## EXERCISE MATERIAL
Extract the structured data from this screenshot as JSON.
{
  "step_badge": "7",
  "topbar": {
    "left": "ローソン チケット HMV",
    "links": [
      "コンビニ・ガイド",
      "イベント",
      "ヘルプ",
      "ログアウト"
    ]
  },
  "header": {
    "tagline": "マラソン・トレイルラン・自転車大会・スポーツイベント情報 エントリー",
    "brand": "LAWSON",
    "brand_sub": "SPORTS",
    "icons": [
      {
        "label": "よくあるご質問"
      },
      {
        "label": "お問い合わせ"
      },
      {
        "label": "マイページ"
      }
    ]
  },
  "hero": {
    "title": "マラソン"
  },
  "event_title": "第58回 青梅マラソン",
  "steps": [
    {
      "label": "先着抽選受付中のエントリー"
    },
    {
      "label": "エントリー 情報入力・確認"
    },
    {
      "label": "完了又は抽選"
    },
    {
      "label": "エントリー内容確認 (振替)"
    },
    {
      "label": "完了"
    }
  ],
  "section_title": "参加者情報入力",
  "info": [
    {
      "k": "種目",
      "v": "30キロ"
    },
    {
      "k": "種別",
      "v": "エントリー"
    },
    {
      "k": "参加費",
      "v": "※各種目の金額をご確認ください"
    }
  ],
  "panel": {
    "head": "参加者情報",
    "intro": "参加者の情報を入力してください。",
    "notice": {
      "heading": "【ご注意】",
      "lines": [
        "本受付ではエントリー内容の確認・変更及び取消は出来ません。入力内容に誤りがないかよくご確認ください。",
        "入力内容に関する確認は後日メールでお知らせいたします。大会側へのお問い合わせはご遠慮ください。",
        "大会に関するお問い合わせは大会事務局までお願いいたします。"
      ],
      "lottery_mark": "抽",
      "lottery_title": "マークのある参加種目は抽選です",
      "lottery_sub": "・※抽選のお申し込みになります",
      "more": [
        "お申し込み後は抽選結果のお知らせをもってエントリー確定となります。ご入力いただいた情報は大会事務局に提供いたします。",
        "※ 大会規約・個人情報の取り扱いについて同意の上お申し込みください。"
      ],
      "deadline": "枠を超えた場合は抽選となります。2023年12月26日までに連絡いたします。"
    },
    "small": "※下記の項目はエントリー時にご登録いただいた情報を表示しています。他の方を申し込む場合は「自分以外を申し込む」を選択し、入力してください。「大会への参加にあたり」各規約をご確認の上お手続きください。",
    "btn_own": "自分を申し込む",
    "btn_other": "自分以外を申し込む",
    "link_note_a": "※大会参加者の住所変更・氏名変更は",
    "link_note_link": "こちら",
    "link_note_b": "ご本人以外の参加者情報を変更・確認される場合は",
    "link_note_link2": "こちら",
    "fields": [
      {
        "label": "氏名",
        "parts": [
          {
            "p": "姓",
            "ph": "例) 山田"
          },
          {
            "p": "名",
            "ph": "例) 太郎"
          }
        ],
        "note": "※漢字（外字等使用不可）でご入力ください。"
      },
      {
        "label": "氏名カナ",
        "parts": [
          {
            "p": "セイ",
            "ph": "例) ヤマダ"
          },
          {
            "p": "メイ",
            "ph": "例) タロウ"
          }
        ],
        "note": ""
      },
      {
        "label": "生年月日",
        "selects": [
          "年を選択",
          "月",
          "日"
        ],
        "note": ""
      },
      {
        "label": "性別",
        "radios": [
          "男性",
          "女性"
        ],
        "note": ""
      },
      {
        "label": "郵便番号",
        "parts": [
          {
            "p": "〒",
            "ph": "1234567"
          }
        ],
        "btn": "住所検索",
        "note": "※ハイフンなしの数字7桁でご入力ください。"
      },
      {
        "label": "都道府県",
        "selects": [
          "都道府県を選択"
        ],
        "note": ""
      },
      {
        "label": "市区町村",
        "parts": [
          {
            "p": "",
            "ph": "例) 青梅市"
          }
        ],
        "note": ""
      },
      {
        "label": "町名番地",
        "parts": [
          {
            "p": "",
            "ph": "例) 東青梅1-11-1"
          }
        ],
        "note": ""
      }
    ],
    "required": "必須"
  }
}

## CHALLENGE
Find the lines containing "自分以外を申し込む" and pull them out.

## RESULT OF THIS TASK
    "small": "※下記の項目はエントリー時にご登録いただいた情報を表示しています。他の方を申し込む場合は「自分以外を申し込む」を選択し、入力してください。「大会への参加にあたり」各規約をご確認の上お手続きください。",
    "btn_other": "自分以外を申し込む",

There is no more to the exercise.